What is asked:
Reproduce the listing that follows with no differences at all.

--- begin Given records ---

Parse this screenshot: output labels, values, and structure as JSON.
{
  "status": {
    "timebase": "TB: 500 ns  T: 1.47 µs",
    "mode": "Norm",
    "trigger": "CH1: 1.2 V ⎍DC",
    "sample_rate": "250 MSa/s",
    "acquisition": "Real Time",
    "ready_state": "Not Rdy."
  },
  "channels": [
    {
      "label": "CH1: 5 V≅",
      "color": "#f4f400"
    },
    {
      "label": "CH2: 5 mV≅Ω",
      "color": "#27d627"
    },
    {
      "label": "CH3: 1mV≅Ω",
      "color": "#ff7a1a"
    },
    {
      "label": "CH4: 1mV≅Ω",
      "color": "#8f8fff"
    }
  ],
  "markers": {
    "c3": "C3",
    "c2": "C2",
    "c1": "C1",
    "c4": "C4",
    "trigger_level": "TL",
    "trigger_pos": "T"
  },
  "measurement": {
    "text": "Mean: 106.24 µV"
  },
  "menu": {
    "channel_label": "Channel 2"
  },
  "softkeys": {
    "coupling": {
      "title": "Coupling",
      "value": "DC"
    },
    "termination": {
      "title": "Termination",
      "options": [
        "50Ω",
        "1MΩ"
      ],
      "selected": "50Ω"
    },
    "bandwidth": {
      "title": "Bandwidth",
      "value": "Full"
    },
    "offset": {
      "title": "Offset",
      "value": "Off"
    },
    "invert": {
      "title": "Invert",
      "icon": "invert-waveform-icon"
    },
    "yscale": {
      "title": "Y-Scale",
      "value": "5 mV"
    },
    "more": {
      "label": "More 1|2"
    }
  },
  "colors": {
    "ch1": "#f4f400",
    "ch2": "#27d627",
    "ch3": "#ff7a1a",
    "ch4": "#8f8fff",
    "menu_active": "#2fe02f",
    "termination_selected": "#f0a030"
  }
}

--- end Given records ---

Exercise result:
Parse this screenshot: output labels, values, and structure as JSON.
{
  "status": {
    "timebase": "TB: 500 ns  T: 1.47 µs",
    "mode": "Norm",
    "trigger": "CH1: 1.2 V ⎍DC",
    "sample_rate": "250 MSa/s",
    "acquisition": "Real Time",
    "ready_state": "Not Rdy."
  },
  "channels": [
    {
      "label": "CH1: 5 V≅",
      "color": "#f4f400"
    },
    {
      "label": "CH2: 5 mV≅Ω",
      "color": "#27d627"
    },
    {
      "label": "CH3: 1mV≅Ω",
      "color": "#ff7a1a"
    },
    {
      "label": "CH4: 1mV≅Ω",
      "color": "#8f8fff"
    }
  ],
  "markers": {
    "c3": "C3",
    "c2": "C2",
    "c1": "C1",
    "c4": "C4",
    "trigger_level": "TL",
    "trigger_pos": "T"
  },
  "measurement": {
    "text": "Mean: 106.24 µV"
  },
  "menu": {
    "channel_label": "Channel 2"
  },
  "softkeys": {
    "coupling": {
      "title": "Coupling",
      "value": "DC"
    },
    "termination": {
      "title": "Termination",
      "options": [
        "50Ω",
        "1MΩ"
      ],
      "selected": "50Ω"
    },
    "bandwidth": {
      "title": "Bandwidth",
      "value": "Full"
    },
    "offset": {
      "title": "Offset",
      "value": "Off"
    },
    "invert": {
      "title": "Invert",
      "icon": "invert-waveform-icon"
    },
    "yscale": {
      "title": "Y-Scale",
      "value": "5 mV"
    },
    "more": {
      "label": "More 1|2"
    }
  },
  "colors": {
    "ch1": "#f4f400",
    "ch2": "#27d627",
    "ch3": "#ff7a1a",
    "ch4": "#8f8fff",
    "menu_active": "#2fe02f",
    "termination_selected": "#f0a030"
  }
}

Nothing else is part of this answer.